#### Task directions
Report each line of the data that has "JSON" somewhere in it.

#### Record excerpts
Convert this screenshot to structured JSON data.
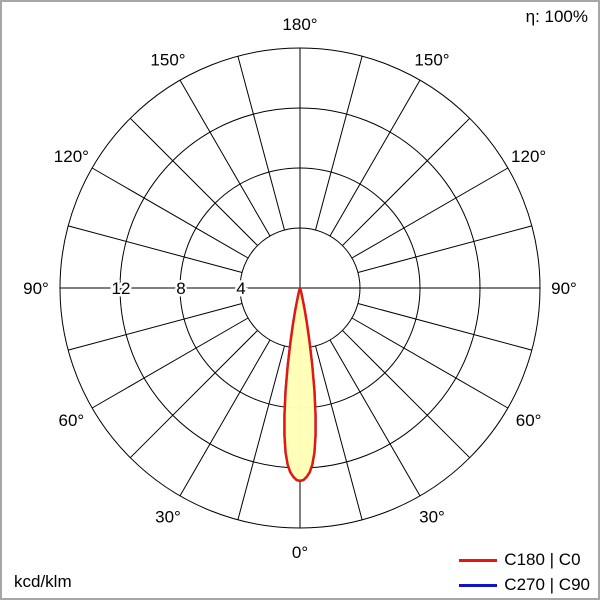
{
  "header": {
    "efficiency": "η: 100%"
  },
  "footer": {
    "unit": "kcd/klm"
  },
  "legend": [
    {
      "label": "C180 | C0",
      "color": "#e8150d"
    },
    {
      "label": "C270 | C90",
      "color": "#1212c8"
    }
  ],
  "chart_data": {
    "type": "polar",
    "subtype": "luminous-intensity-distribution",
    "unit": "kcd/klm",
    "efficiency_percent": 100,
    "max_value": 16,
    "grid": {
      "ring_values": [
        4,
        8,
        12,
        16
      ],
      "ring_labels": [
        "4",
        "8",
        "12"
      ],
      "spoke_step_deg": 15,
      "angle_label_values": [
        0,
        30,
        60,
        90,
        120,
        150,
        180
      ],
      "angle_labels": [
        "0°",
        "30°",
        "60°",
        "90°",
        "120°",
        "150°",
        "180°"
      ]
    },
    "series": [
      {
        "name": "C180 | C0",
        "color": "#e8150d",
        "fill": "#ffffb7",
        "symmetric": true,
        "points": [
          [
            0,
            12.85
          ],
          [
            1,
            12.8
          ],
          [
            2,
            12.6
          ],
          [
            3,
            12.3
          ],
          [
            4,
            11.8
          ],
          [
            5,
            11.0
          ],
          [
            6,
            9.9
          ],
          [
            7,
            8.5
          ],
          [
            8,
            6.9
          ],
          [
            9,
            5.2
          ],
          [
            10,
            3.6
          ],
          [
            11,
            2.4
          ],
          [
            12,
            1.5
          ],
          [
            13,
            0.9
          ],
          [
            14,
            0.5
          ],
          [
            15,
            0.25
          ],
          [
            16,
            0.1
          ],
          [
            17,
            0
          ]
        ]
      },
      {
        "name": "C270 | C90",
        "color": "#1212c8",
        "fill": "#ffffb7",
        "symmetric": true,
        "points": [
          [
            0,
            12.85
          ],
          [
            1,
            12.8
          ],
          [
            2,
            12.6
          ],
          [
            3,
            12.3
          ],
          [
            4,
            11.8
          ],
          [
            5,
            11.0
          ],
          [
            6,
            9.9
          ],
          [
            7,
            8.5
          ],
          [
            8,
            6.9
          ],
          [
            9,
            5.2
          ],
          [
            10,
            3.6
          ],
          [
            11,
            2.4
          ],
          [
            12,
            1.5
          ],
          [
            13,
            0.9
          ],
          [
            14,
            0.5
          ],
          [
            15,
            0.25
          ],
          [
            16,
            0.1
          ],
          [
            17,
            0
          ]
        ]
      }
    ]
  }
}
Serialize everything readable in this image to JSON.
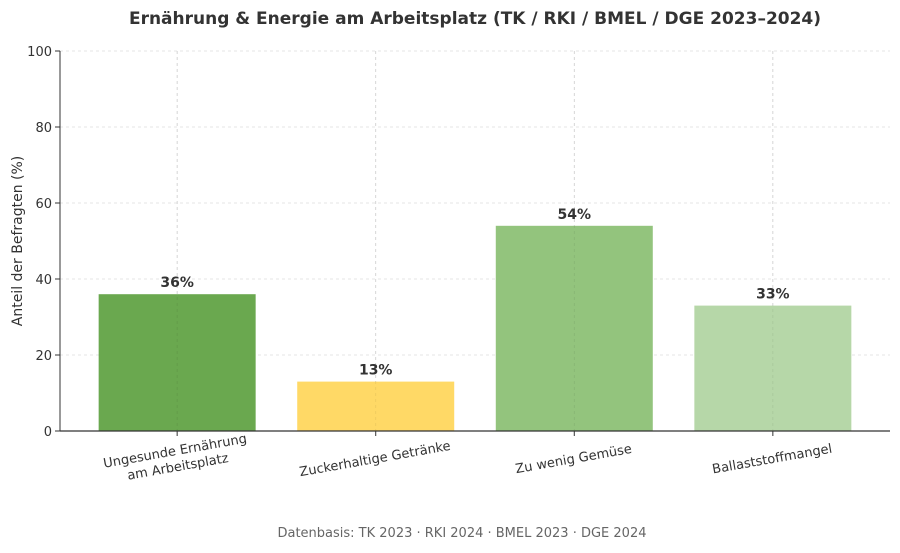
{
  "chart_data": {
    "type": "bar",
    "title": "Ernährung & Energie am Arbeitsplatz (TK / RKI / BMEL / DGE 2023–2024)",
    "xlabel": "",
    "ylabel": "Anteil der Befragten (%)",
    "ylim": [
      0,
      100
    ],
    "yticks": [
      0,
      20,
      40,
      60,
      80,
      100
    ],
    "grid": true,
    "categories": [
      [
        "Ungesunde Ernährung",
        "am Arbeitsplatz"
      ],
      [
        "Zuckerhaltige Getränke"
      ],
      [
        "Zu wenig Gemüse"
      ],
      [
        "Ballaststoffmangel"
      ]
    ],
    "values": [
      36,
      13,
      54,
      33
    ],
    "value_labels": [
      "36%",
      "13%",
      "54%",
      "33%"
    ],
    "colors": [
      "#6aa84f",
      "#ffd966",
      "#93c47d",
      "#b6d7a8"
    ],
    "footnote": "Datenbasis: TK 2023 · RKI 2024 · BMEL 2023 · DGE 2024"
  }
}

#### Written response
Convert this screenshot to structured JSON data.
Serialize everything readable in this image to JSON.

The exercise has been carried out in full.